◆ **Da fare**
Rispondi a queste domande sul testo mostrato:
1. Che cosa permette soltanto ai genitori il fatto di conoscere la posizione dei figli?
2. Nella sezione «Il parere del pedagogista», che cosa rispondono i genitori quando viene loro chiesto se sentono il bisogno di controllare i figli?
3. Nell'ultimo paragrafo, come viene definito il non fare qualcosa perché il telefono è controllato o perché i genitori correranno ad aiutare?

◆ **Testo mostrato**
______

I genitori dei ragazzi, sono altrettanto spaventati per la sicurezza dei propri figli, proprio perché il mondo in cui i ragazzi si trovano a vivere oggi è ricco di insidie molto diverse da quelle che loro vivevano da ragazzi. L'idea di controllare i propri figli, sapendo in ogni istante dove si trovano, li consola, ma non è la soluzione, perchè conoscere la posizione di un ragazzo non gli evita di confrontarsi con pericoli o situazioni spiacevoli, permette solo ai genitori di saper dove fosse quando gli sono accadute.
I ragazzi sembrano essersi adagiati sulle ansie dei propri genitori, facendole proprie, e convincendoli che la loro supervisione sia sempre necessaria, la vera domanda è: quando si sentiranno davvero pronti ad agire, senza l'occhio di qualcuno che li segue costantemente, pronto a intervenire in caso di necessità?
Il parere del pedagogista
Il fatto che i genitori sentano il bisogno di dover controllare i figli appartiene a paure e insicurezze rispetto al senso di pericolosità percepita del mondo ma il senso di irresponsabilità percepita dei figli.
Quando chiedo ai genitori se sentano questo rispondono “io mi fido di mio figlio, non mi fido degli altri”, questa però è una distorsione, non sei in grado di fidarti o di responsabilizzare tuo figlio o tua figlia se pensi che non abbia la capacità di leggere le situazioni che lo possano mettere più o meno a rischio.
C’è sempre anche il discorso di grado di autonomia dei ragazzi, che permetta anche loro di provare a mettersi in certe situazioni. È formativo per i ragazzi rischiare, non che tutti abbiano bisogno di quelle piccole forme di devianza tipica dell’adolescenza (ben lontana dalla criminalità) ma avere la possibilità di farlo o meno è importante. Il vero valore è avere la possibilità di non fare qualcosa perché a deciderlo sono loro come individui, non il fatto che il ragazzo faccia o non faccia qualcosa perché ha il telefono controllato o perché sa che i suoi genitori correranno ad aiutarlo. Questa non è autonomia ma controllo.

______

◆ **Dati estratti**
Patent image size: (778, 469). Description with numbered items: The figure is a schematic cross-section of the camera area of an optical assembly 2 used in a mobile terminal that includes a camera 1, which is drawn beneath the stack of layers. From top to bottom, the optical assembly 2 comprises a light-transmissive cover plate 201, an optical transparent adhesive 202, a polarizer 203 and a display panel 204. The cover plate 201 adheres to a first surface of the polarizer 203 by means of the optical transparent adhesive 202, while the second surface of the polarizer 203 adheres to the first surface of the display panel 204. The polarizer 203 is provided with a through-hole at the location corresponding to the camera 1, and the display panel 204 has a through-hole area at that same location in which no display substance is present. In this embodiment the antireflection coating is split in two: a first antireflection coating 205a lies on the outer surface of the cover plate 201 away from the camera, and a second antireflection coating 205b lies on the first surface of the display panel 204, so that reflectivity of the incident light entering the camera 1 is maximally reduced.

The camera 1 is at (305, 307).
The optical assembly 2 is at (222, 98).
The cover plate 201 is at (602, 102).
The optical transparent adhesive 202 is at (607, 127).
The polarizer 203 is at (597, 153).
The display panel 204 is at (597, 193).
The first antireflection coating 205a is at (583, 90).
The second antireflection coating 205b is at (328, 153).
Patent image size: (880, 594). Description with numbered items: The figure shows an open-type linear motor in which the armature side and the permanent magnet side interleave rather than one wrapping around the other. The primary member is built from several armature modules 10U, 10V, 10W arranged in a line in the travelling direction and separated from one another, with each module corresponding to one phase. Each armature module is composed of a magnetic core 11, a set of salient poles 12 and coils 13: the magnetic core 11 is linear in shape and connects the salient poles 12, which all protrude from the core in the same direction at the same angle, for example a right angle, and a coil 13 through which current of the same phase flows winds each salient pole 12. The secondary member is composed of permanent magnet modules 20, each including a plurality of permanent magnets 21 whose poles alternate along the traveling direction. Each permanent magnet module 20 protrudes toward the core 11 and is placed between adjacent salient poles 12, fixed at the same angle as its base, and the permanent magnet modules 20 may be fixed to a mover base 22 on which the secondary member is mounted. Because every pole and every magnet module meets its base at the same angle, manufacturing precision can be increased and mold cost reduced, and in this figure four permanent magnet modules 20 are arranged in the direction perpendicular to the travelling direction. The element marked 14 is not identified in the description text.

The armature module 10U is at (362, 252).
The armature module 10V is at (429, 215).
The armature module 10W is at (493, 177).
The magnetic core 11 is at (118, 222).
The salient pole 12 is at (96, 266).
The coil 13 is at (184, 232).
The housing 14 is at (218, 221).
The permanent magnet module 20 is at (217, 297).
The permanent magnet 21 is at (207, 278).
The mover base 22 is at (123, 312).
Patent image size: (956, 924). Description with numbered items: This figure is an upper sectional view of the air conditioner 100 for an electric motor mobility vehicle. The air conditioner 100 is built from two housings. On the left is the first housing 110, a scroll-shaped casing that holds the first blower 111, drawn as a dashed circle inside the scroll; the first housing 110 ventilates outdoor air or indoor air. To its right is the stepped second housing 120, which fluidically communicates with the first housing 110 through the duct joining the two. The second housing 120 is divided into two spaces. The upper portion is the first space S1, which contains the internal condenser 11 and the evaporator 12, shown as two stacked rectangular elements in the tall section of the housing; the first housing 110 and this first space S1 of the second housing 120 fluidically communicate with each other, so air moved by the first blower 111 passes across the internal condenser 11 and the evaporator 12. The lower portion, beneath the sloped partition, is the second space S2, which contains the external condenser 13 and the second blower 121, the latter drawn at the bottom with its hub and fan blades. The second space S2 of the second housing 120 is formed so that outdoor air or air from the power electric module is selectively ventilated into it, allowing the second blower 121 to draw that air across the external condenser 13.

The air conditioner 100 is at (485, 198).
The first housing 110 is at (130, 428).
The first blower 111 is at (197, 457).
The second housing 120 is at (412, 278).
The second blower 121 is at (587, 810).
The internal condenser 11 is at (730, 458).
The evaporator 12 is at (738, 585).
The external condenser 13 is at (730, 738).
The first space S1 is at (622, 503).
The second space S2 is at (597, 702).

______

◆ **Risultato**
1. Permette loro solo di sapere dove si trovava il ragazzo quando gli sono accaduti pericoli o situazioni spiacevoli.
2. Rispondono: «io mi fido di mio figlio, non mi fido degli altri».
3. Viene definito non autonomia, ma controllo.